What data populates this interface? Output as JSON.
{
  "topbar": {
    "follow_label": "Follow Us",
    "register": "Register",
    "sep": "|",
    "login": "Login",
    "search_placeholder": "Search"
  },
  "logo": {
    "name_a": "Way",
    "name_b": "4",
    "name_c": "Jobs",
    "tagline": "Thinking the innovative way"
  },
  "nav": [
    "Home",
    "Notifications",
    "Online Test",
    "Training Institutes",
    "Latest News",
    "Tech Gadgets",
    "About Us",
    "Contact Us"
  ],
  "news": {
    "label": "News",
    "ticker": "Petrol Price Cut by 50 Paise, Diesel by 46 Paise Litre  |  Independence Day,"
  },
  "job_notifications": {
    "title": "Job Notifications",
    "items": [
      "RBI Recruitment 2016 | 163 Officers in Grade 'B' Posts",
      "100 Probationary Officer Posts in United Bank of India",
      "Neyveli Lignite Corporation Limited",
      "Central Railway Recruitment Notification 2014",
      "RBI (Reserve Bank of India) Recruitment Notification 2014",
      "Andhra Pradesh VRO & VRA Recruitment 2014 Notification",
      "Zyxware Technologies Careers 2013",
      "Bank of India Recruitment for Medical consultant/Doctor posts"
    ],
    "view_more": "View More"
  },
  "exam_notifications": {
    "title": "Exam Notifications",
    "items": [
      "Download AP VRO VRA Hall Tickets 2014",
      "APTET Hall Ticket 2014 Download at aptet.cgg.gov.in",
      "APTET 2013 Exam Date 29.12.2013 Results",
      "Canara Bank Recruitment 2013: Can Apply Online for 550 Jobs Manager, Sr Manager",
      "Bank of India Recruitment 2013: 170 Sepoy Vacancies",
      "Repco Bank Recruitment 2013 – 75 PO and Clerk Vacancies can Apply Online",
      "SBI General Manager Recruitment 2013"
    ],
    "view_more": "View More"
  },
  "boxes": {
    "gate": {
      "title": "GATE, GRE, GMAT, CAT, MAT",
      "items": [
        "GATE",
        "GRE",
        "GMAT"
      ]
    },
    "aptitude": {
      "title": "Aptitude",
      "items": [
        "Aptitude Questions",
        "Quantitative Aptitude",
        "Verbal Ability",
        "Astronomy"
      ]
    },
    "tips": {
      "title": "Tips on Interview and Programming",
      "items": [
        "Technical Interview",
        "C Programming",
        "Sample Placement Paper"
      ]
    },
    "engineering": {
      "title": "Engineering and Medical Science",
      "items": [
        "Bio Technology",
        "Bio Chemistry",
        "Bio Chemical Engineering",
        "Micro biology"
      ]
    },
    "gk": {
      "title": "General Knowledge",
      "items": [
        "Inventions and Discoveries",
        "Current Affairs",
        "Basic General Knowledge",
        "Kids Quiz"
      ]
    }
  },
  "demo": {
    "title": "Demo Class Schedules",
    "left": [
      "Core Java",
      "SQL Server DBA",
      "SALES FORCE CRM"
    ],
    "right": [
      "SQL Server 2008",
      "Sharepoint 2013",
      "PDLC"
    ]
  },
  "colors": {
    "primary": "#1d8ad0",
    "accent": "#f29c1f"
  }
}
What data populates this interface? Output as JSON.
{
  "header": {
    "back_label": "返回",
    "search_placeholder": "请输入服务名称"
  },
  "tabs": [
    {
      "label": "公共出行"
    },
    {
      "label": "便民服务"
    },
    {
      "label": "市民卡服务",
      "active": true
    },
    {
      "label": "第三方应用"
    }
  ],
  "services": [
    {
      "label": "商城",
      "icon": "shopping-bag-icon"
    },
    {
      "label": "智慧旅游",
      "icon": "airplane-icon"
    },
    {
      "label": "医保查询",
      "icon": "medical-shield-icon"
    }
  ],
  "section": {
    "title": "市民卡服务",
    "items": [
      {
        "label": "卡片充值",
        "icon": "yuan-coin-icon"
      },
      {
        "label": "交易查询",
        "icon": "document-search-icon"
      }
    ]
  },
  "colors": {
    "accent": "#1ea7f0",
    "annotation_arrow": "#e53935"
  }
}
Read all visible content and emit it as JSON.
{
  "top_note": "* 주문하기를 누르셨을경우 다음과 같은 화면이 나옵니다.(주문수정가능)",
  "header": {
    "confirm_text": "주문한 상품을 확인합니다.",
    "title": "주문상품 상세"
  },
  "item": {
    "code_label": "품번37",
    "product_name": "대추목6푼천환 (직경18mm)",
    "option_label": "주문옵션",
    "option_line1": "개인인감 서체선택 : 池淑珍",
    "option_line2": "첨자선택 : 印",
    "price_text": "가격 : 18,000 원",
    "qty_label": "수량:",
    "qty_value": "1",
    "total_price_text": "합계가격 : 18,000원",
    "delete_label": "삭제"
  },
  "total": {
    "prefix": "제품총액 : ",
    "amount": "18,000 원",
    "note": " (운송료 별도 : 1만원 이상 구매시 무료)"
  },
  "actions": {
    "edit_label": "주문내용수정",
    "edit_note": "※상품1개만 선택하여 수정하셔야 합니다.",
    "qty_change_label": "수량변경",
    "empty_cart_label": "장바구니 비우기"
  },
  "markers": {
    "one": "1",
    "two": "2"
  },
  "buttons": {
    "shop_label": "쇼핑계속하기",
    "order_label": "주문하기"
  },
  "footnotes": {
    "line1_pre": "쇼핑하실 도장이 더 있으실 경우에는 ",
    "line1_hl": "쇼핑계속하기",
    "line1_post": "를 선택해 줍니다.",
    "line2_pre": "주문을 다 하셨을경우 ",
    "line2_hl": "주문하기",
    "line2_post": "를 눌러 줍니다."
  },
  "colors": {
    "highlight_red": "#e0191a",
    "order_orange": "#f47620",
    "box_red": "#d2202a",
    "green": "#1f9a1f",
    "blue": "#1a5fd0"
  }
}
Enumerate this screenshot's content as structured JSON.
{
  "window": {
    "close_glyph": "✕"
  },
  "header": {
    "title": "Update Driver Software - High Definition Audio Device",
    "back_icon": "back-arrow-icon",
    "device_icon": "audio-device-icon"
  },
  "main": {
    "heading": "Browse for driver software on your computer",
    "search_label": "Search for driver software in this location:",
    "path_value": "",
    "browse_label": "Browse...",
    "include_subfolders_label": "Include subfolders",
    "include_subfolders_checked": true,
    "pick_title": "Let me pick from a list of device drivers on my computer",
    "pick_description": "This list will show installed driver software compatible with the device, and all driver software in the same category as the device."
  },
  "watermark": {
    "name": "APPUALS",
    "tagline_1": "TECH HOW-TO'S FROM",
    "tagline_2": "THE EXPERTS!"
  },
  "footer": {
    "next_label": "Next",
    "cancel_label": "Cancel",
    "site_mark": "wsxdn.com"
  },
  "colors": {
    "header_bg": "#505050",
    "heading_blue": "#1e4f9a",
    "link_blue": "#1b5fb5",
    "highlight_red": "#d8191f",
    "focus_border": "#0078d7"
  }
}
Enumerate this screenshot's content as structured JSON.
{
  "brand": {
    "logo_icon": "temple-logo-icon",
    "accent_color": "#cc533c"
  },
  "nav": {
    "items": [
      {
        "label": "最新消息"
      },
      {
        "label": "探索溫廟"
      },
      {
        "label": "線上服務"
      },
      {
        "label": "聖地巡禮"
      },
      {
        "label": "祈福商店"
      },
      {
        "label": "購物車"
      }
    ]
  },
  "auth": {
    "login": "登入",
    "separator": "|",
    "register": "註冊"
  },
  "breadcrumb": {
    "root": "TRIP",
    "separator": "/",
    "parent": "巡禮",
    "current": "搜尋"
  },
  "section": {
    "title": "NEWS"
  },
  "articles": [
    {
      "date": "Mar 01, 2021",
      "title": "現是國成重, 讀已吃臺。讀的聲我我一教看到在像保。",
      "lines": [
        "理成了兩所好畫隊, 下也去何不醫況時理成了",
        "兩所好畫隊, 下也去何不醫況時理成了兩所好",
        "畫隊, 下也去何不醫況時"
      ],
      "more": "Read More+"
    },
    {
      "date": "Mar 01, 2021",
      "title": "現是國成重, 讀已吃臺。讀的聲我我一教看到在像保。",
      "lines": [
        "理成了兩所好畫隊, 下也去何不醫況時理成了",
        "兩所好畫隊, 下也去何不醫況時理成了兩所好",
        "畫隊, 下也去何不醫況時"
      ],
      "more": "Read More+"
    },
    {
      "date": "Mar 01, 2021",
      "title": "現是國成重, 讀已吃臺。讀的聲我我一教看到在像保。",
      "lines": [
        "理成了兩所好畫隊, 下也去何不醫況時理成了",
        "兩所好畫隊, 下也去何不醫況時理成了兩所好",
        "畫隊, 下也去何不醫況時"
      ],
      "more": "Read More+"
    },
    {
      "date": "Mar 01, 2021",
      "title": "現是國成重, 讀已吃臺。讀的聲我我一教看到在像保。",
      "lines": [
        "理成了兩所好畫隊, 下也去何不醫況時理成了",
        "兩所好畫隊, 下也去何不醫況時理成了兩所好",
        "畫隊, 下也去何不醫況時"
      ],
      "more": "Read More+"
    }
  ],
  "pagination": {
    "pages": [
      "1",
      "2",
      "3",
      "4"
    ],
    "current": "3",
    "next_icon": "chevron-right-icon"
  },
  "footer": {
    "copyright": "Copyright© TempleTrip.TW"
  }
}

— BRIEF —
Locate the word "Download" in the records and collect each line it appears in.

— EXPECTED ANSWER —
      "Download AP VRO VRA Hall Tickets 2014",
      "APTET Hall Ticket 2014 Download at aptet.cgg.gov.in",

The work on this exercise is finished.